* Description of the task: Copy every record below, exactly as written.

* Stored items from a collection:
□ □ □ □

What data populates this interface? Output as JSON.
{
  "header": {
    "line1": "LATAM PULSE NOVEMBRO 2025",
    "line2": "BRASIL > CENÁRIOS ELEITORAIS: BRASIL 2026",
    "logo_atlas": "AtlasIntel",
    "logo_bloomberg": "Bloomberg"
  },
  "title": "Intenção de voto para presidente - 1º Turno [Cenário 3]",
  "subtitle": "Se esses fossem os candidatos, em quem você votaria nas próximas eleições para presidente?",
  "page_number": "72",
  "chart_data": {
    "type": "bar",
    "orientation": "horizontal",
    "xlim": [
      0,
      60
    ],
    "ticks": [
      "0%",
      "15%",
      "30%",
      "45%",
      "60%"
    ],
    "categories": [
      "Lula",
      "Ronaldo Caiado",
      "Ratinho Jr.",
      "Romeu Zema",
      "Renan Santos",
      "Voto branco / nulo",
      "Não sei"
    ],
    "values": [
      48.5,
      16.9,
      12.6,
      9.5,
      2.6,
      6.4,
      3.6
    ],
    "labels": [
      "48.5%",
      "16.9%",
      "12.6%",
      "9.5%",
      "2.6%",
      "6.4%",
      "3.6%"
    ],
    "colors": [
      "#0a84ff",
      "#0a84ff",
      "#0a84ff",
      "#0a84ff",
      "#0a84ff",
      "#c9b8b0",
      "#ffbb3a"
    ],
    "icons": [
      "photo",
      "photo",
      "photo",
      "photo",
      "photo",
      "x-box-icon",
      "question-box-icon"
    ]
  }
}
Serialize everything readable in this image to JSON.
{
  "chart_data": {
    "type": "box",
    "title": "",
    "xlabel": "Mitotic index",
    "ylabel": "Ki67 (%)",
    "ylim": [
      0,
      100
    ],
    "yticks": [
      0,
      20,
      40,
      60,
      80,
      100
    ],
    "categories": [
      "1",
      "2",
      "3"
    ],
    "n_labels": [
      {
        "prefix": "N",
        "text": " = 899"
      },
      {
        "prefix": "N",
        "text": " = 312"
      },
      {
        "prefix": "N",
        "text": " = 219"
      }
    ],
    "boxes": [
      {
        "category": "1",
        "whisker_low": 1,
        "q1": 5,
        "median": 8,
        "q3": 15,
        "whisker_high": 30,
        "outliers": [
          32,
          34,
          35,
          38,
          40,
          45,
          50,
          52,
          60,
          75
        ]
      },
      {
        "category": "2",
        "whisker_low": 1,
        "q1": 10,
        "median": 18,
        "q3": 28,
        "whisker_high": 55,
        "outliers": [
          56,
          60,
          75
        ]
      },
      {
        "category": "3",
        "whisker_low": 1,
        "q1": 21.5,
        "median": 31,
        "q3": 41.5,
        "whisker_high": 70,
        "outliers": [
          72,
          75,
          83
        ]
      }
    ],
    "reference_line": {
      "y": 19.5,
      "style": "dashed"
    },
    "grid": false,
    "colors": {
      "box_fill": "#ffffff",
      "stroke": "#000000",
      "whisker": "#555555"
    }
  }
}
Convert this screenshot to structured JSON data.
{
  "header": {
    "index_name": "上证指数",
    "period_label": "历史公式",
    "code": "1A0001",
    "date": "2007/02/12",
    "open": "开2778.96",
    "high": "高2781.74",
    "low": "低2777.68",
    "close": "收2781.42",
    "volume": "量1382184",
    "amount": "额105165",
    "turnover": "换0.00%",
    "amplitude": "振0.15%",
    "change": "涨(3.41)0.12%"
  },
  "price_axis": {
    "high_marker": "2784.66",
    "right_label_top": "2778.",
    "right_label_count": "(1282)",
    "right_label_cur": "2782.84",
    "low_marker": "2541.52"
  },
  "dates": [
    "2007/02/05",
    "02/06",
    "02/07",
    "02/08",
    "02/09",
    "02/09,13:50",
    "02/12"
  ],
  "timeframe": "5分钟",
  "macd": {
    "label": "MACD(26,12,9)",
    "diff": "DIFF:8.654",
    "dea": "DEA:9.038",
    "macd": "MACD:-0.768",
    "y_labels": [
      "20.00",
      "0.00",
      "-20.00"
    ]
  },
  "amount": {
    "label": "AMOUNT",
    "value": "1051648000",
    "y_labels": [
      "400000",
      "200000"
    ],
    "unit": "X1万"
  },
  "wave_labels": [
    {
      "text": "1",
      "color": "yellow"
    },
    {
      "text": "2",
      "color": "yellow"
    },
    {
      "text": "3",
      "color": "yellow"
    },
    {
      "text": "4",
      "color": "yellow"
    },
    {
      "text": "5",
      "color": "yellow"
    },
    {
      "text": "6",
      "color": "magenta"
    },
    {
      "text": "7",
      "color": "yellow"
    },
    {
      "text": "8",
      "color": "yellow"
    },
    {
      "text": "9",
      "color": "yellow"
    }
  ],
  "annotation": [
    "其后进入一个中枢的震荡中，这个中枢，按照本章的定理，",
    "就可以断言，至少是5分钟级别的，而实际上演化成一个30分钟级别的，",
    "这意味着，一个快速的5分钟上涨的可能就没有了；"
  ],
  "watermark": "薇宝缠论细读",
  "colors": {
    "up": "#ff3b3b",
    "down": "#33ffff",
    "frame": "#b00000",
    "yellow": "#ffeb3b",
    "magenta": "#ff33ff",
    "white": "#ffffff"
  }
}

□ □ □ □

* Response to this task:
What data populates this interface? Output as JSON.
{
  "header": {
    "line1": "LATAM PULSE NOVEMBRO 2025",
    "line2": "BRASIL > CENÁRIOS ELEITORAIS: BRASIL 2026",
    "logo_atlas": "AtlasIntel",
    "logo_bloomberg": "Bloomberg"
  },
  "title": "Intenção de voto para presidente - 1º Turno [Cenário 3]",
  "subtitle": "Se esses fossem os candidatos, em quem você votaria nas próximas eleições para presidente?",
  "page_number": "72",
  "chart_data": {
    "type": "bar",
    "orientation": "horizontal",
    "xlim": [
      0,
      60
    ],
    "ticks": [
      "0%",
      "15%",
      "30%",
      "45%",
      "60%"
    ],
    "categories": [
      "Lula",
      "Ronaldo Caiado",
      "Ratinho Jr.",
      "Romeu Zema",
      "Renan Santos",
      "Voto branco / nulo",
      "Não sei"
    ],
    "values": [
      48.5,
      16.9,
      12.6,
      9.5,
      2.6,
      6.4,
      3.6
    ],
    "labels": [
      "48.5%",
      "16.9%",
      "12.6%",
      "9.5%",
      "2.6%",
      "6.4%",
      "3.6%"
    ],
    "colors": [
      "#0a84ff",
      "#0a84ff",
      "#0a84ff",
      "#0a84ff",
      "#0a84ff",
      "#c9b8b0",
      "#ffbb3a"
    ],
    "icons": [
      "photo",
      "photo",
      "photo",
      "photo",
      "photo",
      "x-box-icon",
      "question-box-icon"
    ]
  }
}
Serialize everything readable in this image to JSON.
{
  "chart_data": {
    "type": "box",
    "title": "",
    "xlabel": "Mitotic index",
    "ylabel": "Ki67 (%)",
    "ylim": [
      0,
      100
    ],
    "yticks": [
      0,
      20,
      40,
      60,
      80,
      100
    ],
    "categories": [
      "1",
      "2",
      "3"
    ],
    "n_labels": [
      {
        "prefix": "N",
        "text": " = 899"
      },
      {
        "prefix": "N",
        "text": " = 312"
      },
      {
        "prefix": "N",
        "text": " = 219"
      }
    ],
    "boxes": [
      {
        "category": "1",
        "whisker_low": 1,
        "q1": 5,
        "median": 8,
        "q3": 15,
        "whisker_high": 30,
        "outliers": [
          32,
          34,
          35,
          38,
          40,
          45,
          50,
          52,
          60,
          75
        ]
      },
      {
        "category": "2",
        "whisker_low": 1,
        "q1": 10,
        "median": 18,
        "q3": 28,
        "whisker_high": 55,
        "outliers": [
          56,
          60,
          75
        ]
      },
      {
        "category": "3",
        "whisker_low": 1,
        "q1": 21.5,
        "median": 31,
        "q3": 41.5,
        "whisker_high": 70,
        "outliers": [
          72,
          75,
          83
        ]
      }
    ],
    "reference_line": {
      "y": 19.5,
      "style": "dashed"
    },
    "grid": false,
    "colors": {
      "box_fill": "#ffffff",
      "stroke": "#000000",
      "whisker": "#555555"
    }
  }
}
Convert this screenshot to structured JSON data.
{
  "header": {
    "index_name": "上证指数",
    "period_label": "历史公式",
    "code": "1A0001",
    "date": "2007/02/12",
    "open": "开2778.96",
    "high": "高2781.74",
    "low": "低2777.68",
    "close": "收2781.42",
    "volume": "量1382184",
    "amount": "额105165",
    "turnover": "换0.00%",
    "amplitude": "振0.15%",
    "change": "涨(3.41)0.12%"
  },
  "price_axis": {
    "high_marker": "2784.66",
    "right_label_top": "2778.",
    "right_label_count": "(1282)",
    "right_label_cur": "2782.84",
    "low_marker": "2541.52"
  },
  "dates": [
    "2007/02/05",
    "02/06",
    "02/07",
    "02/08",
    "02/09",
    "02/09,13:50",
    "02/12"
  ],
  "timeframe": "5分钟",
  "macd": {
    "label": "MACD(26,12,9)",
    "diff": "DIFF:8.654",
    "dea": "DEA:9.038",
    "macd": "MACD:-0.768",
    "y_labels": [
      "20.00",
      "0.00",
      "-20.00"
    ]
  },
  "amount": {
    "label": "AMOUNT",
    "value": "1051648000",
    "y_labels": [
      "400000",
      "200000"
    ],
    "unit": "X1万"
  },
  "wave_labels": [
    {
      "text": "1",
      "color": "yellow"
    },
    {
      "text": "2",
      "color": "yellow"
    },
    {
      "text": "3",
      "color": "yellow"
    },
    {
      "text": "4",
      "color": "yellow"
    },
    {
      "text": "5",
      "color": "yellow"
    },
    {
      "text": "6",
      "color": "magenta"
    },
    {
      "text": "7",
      "color": "yellow"
    },
    {
      "text": "8",
      "color": "yellow"
    },
    {
      "text": "9",
      "color": "yellow"
    }
  ],
  "annotation": [
    "其后进入一个中枢的震荡中，这个中枢，按照本章的定理，",
    "就可以断言，至少是5分钟级别的，而实际上演化成一个30分钟级别的，",
    "这意味着，一个快速的5分钟上涨的可能就没有了；"
  ],
  "watermark": "薇宝缠论细读",
  "colors": {
    "up": "#ff3b3b",
    "down": "#33ffff",
    "frame": "#b00000",
    "yellow": "#ffeb3b",
    "magenta": "#ff33ff",
    "white": "#ffffff"
  }
}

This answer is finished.